**Request**. All of the listing below must be repeated word for word. Pictures are the only thing to omit.

### Dataset records

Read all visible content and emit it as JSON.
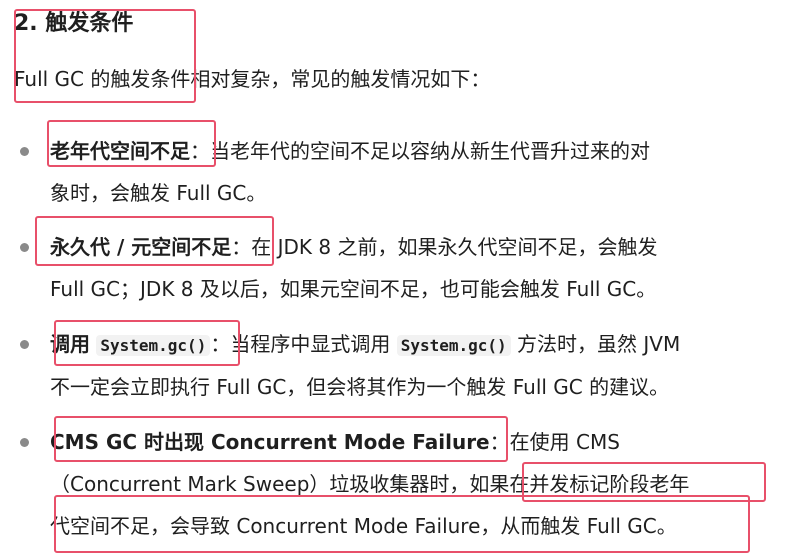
{
  "heading": "2. 触发条件",
  "intro": "Full GC 的触发条件相对复杂，常见的触发情况如下：",
  "items": [
    {
      "term": "老年代空间不足",
      "sep": "：",
      "line1": "当老年代的空间不足以容纳从新生代晋升过来的对",
      "line2": "象时，会触发 Full GC。"
    },
    {
      "term": "永久代 / 元空间不足",
      "sep": "：",
      "line1": "在 JDK 8 之前，如果永久代空间不足，会触发",
      "line2": "Full GC；JDK 8 及以后，如果元空间不足，也可能会触发 Full GC。"
    },
    {
      "term": "调用",
      "code": "System.gc()",
      "sep": "：",
      "line1a": "当程序中显式调用",
      "code2": "System.gc()",
      "line1b": "方法时，虽然 JVM",
      "line2": "不一定会立即执行 Full GC，但会将其作为一个触发 Full GC 的建议。"
    },
    {
      "term": "CMS GC 时出现 Concurrent Mode Failure",
      "sep": "：",
      "line1": "在使用 CMS",
      "line2": "（Concurrent Mark Sweep）垃圾收集器时，如果在并发标记阶段老年",
      "line3": "代空间不足，会导致 Concurrent Mode Failure，从而触发 Full GC。"
    }
  ],
  "colors": {
    "highlight_border": "#e8506a",
    "bullet": "#8a8a8a",
    "text": "#1f1f1f"
  }
}
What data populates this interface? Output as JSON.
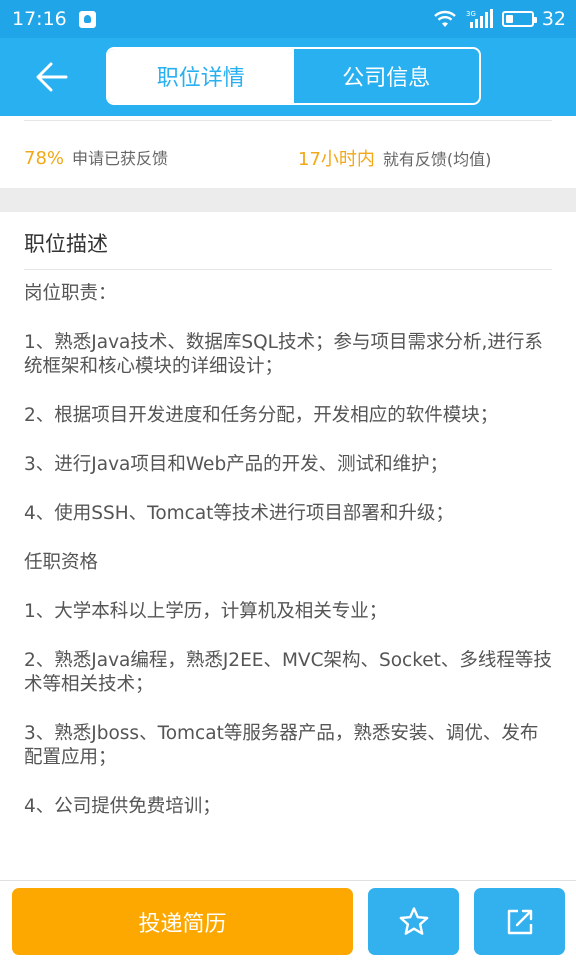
{
  "status_bar": {
    "time": "17:16",
    "battery": "32",
    "network": "3G"
  },
  "header": {
    "tabs": [
      {
        "label": "职位详情",
        "active": true
      },
      {
        "label": "公司信息",
        "active": false
      }
    ]
  },
  "feedback": {
    "rate_value": "78%",
    "rate_label": "申请已获反馈",
    "time_value": "17小时内",
    "time_label": "就有反馈(均值)"
  },
  "description": {
    "title": "职位描述",
    "paragraphs": [
      "岗位职责：",
      "1、熟悉Java技术、数据库SQL技术；参与项目需求分析,进行系统框架和核心模块的详细设计；",
      "2、根据项目开发进度和任务分配，开发相应的软件模块；",
      "3、进行Java项目和Web产品的开发、测试和维护；",
      "4、使用SSH、Tomcat等技术进行项目部署和升级；",
      "任职资格",
      "1、大学本科以上学历，计算机及相关专业；",
      "2、熟悉Java编程，熟悉J2EE、MVC架构、Socket、多线程等技术等相关技术；",
      "3、熟悉Jboss、Tomcat等服务器产品，熟悉安装、调优、发布配置应用；",
      "4、公司提供免费培训；"
    ]
  },
  "bottom_bar": {
    "apply_label": "投递简历",
    "favorite_icon": "star-icon",
    "share_icon": "share-icon"
  },
  "colors": {
    "primary": "#29b0f0",
    "accent_orange": "#fda800",
    "highlight_text": "#f2a818"
  }
}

######

**Solution for this task**.
Read all visible content and emit it as JSON.
{
  "heading": "2. 触发条件",
  "intro": "Full GC 的触发条件相对复杂，常见的触发情况如下：",
  "items": [
    {
      "term": "老年代空间不足",
      "sep": "：",
      "line1": "当老年代的空间不足以容纳从新生代晋升过来的对",
      "line2": "象时，会触发 Full GC。"
    },
    {
      "term": "永久代 / 元空间不足",
      "sep": "：",
      "line1": "在 JDK 8 之前，如果永久代空间不足，会触发",
      "line2": "Full GC；JDK 8 及以后，如果元空间不足，也可能会触发 Full GC。"
    },
    {
      "term": "调用",
      "code": "System.gc()",
      "sep": "：",
      "line1a": "当程序中显式调用",
      "code2": "System.gc()",
      "line1b": "方法时，虽然 JVM",
      "line2": "不一定会立即执行 Full GC，但会将其作为一个触发 Full GC 的建议。"
    },
    {
      "term": "CMS GC 时出现 Concurrent Mode Failure",
      "sep": "：",
      "line1": "在使用 CMS",
      "line2": "（Concurrent Mark Sweep）垃圾收集器时，如果在并发标记阶段老年",
      "line3": "代空间不足，会导致 Concurrent Mode Failure，从而触发 Full GC。"
    }
  ],
  "colors": {
    "highlight_border": "#e8506a",
    "bullet": "#8a8a8a",
    "text": "#1f1f1f"
  }
}
What data populates this interface? Output as JSON.
{
  "status_bar": {
    "time": "17:16",
    "battery": "32",
    "network": "3G"
  },
  "header": {
    "tabs": [
      {
        "label": "职位详情",
        "active": true
      },
      {
        "label": "公司信息",
        "active": false
      }
    ]
  },
  "feedback": {
    "rate_value": "78%",
    "rate_label": "申请已获反馈",
    "time_value": "17小时内",
    "time_label": "就有反馈(均值)"
  },
  "description": {
    "title": "职位描述",
    "paragraphs": [
      "岗位职责：",
      "1、熟悉Java技术、数据库SQL技术；参与项目需求分析,进行系统框架和核心模块的详细设计；",
      "2、根据项目开发进度和任务分配，开发相应的软件模块；",
      "3、进行Java项目和Web产品的开发、测试和维护；",
      "4、使用SSH、Tomcat等技术进行项目部署和升级；",
      "任职资格",
      "1、大学本科以上学历，计算机及相关专业；",
      "2、熟悉Java编程，熟悉J2EE、MVC架构、Socket、多线程等技术等相关技术；",
      "3、熟悉Jboss、Tomcat等服务器产品，熟悉安装、调优、发布配置应用；",
      "4、公司提供免费培训；"
    ]
  },
  "bottom_bar": {
    "apply_label": "投递简历",
    "favorite_icon": "star-icon",
    "share_icon": "share-icon"
  },
  "colors": {
    "primary": "#29b0f0",
    "accent_orange": "#fda800",
    "highlight_text": "#f2a818"
  }
}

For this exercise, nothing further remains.